> **Exercise brief**
Go through the entries below and retype them exactly, omitting each picture.

-- Begin Data to use --

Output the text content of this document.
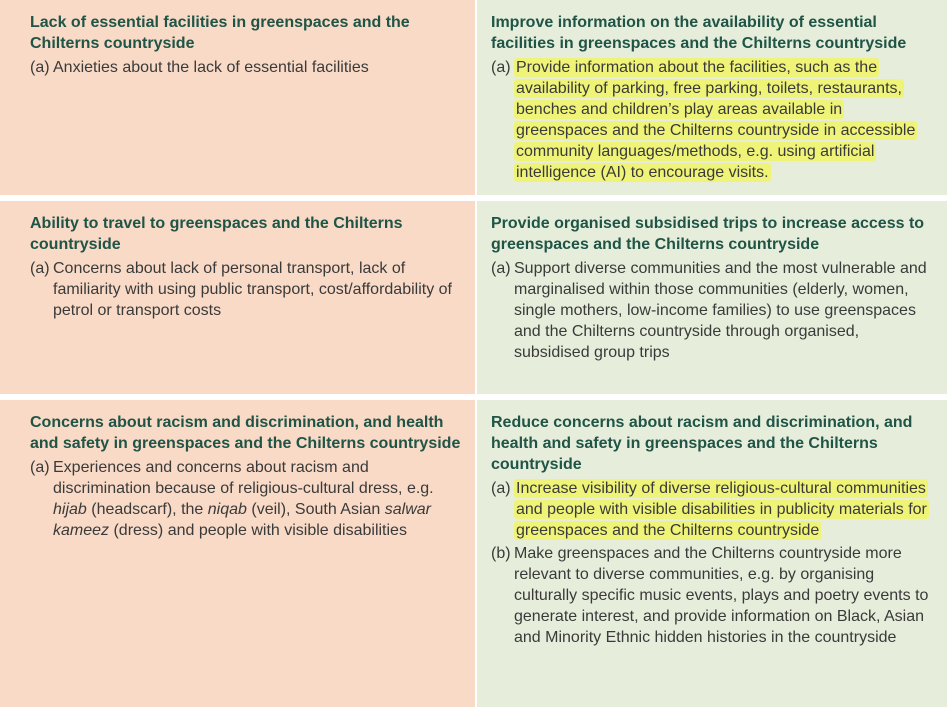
Lack of essential facilities in greenspaces and the Chilterns countryside
(a) Anxieties about the lack of essential facilities
Improve information on the availability of essential facilities in greenspaces and the Chilterns countryside
(a) Provide information about the facilities, such as the availability of parking, free parking, toilets, restaurants, benches and children’s play areas available in greenspaces and the Chilterns countryside in accessible community languages/methods, e.g. using artificial intelligence (AI) to encourage visits.
Ability to travel to greenspaces and the Chilterns countryside
(a) Concerns about lack of personal transport, lack of familiarity with using public transport, cost/affordability of petrol or transport costs
Provide organised subsidised trips to increase access to greenspaces and the Chilterns countryside
(a) Support diverse communities and the most vulnerable and marginalised within those communities (elderly, women, single mothers, low-income families) to use greenspaces and the Chilterns countryside through organised, subsidised group trips
Concerns about racism and discrimination, and health and safety in greenspaces and the Chilterns countryside
(a) Experiences and concerns about racism and discrimination because of religious-cultural dress, e.g. hijab (headscarf), the niqab (veil), South Asian salwar kameez (dress) and people with visible disabilities
Reduce concerns about racism and discrimination, and health and safety in greenspaces and the Chilterns countryside
(a) Increase visibility of diverse religious-cultural communities and people with visible disabilities in publicity materials for greenspaces and the Chilterns countryside
(b) Make greenspaces and the Chilterns countryside more relevant to diverse communities, e.g. by organising culturally specific music events, plays and poetry events to generate interest, and provide information on Black, Asian and Minority Ethnic hidden histories in the countryside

-- End Data to use --

> **Response below**
Output the text content of this document.
Lack of essential facilities in greenspaces and the Chilterns countryside
(a) Anxieties about the lack of essential facilities
Improve information on the availability of essential facilities in greenspaces and the Chilterns countryside
(a) Provide information about the facilities, such as the availability of parking, free parking, toilets, restaurants, benches and children’s play areas available in greenspaces and the Chilterns countryside in accessible community languages/methods, e.g. using artificial intelligence (AI) to encourage visits.
Ability to travel to greenspaces and the Chilterns countryside
(a) Concerns about lack of personal transport, lack of familiarity with using public transport, cost/affordability of petrol or transport costs
Provide organised subsidised trips to increase access to greenspaces and the Chilterns countryside
(a) Support diverse communities and the most vulnerable and marginalised within those communities (elderly, women, single mothers, low-income families) to use greenspaces and the Chilterns countryside through organised, subsidised group trips
Concerns about racism and discrimination, and health and safety in greenspaces and the Chilterns countryside
(a) Experiences and concerns about racism and discrimination because of religious-cultural dress, e.g. hijab (headscarf), the niqab (veil), South Asian salwar kameez (dress) and people with visible disabilities
Reduce concerns about racism and discrimination, and health and safety in greenspaces and the Chilterns countryside
(a) Increase visibility of diverse religious-cultural communities and people with visible disabilities in publicity materials for greenspaces and the Chilterns countryside
(b) Make greenspaces and the Chilterns countryside more relevant to diverse communities, e.g. by organising culturally specific music events, plays and poetry events to generate interest, and provide information on Black, Asian and Minority Ethnic hidden histories in the countryside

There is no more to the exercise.